DO THIS:
Below you will find a set of lines. Repeat them all exactly.

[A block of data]
Begin
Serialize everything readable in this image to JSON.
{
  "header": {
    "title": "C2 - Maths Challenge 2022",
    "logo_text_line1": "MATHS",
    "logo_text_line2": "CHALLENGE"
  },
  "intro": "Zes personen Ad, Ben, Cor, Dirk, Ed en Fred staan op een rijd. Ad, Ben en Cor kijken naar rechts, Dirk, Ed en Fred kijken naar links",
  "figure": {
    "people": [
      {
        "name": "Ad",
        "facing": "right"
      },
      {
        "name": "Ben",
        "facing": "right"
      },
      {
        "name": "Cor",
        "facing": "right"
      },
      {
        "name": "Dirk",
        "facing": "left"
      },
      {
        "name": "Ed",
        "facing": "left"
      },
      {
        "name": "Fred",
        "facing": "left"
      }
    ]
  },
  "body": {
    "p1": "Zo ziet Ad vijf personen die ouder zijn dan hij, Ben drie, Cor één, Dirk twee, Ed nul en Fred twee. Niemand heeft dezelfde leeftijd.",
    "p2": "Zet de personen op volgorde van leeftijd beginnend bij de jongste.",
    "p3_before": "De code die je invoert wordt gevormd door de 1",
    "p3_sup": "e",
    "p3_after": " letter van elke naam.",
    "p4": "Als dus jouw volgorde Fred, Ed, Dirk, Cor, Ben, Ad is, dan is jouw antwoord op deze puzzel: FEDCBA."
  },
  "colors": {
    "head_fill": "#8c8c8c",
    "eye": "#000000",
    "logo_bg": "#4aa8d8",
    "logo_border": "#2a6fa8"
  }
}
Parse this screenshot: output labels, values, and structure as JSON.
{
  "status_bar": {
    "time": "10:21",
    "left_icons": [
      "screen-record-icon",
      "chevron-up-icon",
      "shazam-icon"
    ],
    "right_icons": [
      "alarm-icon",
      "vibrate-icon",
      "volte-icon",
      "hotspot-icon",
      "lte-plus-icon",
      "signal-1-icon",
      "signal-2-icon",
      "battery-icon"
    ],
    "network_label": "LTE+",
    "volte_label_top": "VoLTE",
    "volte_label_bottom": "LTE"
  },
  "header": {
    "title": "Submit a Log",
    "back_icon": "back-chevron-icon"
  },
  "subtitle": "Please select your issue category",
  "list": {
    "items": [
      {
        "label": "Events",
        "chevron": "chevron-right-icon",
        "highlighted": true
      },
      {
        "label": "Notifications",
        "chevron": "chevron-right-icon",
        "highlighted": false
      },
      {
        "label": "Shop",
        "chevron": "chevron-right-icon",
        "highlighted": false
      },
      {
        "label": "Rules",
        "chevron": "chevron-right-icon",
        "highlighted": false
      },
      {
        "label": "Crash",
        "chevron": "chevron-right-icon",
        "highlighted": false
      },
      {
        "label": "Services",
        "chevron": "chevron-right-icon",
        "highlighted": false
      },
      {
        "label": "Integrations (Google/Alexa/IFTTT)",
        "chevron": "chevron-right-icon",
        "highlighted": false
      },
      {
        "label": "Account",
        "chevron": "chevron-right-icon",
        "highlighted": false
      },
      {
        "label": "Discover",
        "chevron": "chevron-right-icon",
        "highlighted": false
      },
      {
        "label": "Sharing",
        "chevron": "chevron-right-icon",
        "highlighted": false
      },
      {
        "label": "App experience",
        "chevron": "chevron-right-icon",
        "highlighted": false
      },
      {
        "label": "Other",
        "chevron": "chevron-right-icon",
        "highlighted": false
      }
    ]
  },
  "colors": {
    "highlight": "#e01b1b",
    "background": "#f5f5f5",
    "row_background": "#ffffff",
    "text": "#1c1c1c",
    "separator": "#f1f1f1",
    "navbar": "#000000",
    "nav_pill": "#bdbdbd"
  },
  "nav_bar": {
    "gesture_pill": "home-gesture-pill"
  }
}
End
FULL OUTPUT:
Serialize everything readable in this image to JSON.
{
  "header": {
    "title": "C2 - Maths Challenge 2022",
    "logo_text_line1": "MATHS",
    "logo_text_line2": "CHALLENGE"
  },
  "intro": "Zes personen Ad, Ben, Cor, Dirk, Ed en Fred staan op een rijd. Ad, Ben en Cor kijken naar rechts, Dirk, Ed en Fred kijken naar links",
  "figure": {
    "people": [
      {
        "name": "Ad",
        "facing": "right"
      },
      {
        "name": "Ben",
        "facing": "right"
      },
      {
        "name": "Cor",
        "facing": "right"
      },
      {
        "name": "Dirk",
        "facing": "left"
      },
      {
        "name": "Ed",
        "facing": "left"
      },
      {
        "name": "Fred",
        "facing": "left"
      }
    ]
  },
  "body": {
    "p1": "Zo ziet Ad vijf personen die ouder zijn dan hij, Ben drie, Cor één, Dirk twee, Ed nul en Fred twee. Niemand heeft dezelfde leeftijd.",
    "p2": "Zet de personen op volgorde van leeftijd beginnend bij de jongste.",
    "p3_before": "De code die je invoert wordt gevormd door de 1",
    "p3_sup": "e",
    "p3_after": " letter van elke naam.",
    "p4": "Als dus jouw volgorde Fred, Ed, Dirk, Cor, Ben, Ad is, dan is jouw antwoord op deze puzzel: FEDCBA."
  },
  "colors": {
    "head_fill": "#8c8c8c",
    "eye": "#000000",
    "logo_bg": "#4aa8d8",
    "logo_border": "#2a6fa8"
  }
}
Parse this screenshot: output labels, values, and structure as JSON.
{
  "status_bar": {
    "time": "10:21",
    "left_icons": [
      "screen-record-icon",
      "chevron-up-icon",
      "shazam-icon"
    ],
    "right_icons": [
      "alarm-icon",
      "vibrate-icon",
      "volte-icon",
      "hotspot-icon",
      "lte-plus-icon",
      "signal-1-icon",
      "signal-2-icon",
      "battery-icon"
    ],
    "network_label": "LTE+",
    "volte_label_top": "VoLTE",
    "volte_label_bottom": "LTE"
  },
  "header": {
    "title": "Submit a Log",
    "back_icon": "back-chevron-icon"
  },
  "subtitle": "Please select your issue category",
  "list": {
    "items": [
      {
        "label": "Events",
        "chevron": "chevron-right-icon",
        "highlighted": true
      },
      {
        "label": "Notifications",
        "chevron": "chevron-right-icon",
        "highlighted": false
      },
      {
        "label": "Shop",
        "chevron": "chevron-right-icon",
        "highlighted": false
      },
      {
        "label": "Rules",
        "chevron": "chevron-right-icon",
        "highlighted": false
      },
      {
        "label": "Crash",
        "chevron": "chevron-right-icon",
        "highlighted": false
      },
      {
        "label": "Services",
        "chevron": "chevron-right-icon",
        "highlighted": false
      },
      {
        "label": "Integrations (Google/Alexa/IFTTT)",
        "chevron": "chevron-right-icon",
        "highlighted": false
      },
      {
        "label": "Account",
        "chevron": "chevron-right-icon",
        "highlighted": false
      },
      {
        "label": "Discover",
        "chevron": "chevron-right-icon",
        "highlighted": false
      },
      {
        "label": "Sharing",
        "chevron": "chevron-right-icon",
        "highlighted": false
      },
      {
        "label": "App experience",
        "chevron": "chevron-right-icon",
        "highlighted": false
      },
      {
        "label": "Other",
        "chevron": "chevron-right-icon",
        "highlighted": false
      }
    ]
  },
  "colors": {
    "highlight": "#e01b1b",
    "background": "#f5f5f5",
    "row_background": "#ffffff",
    "text": "#1c1c1c",
    "separator": "#f1f1f1",
    "navbar": "#000000",
    "nav_pill": "#bdbdbd"
  },
  "nav_bar": {
    "gesture_pill": "home-gesture-pill"
  }
}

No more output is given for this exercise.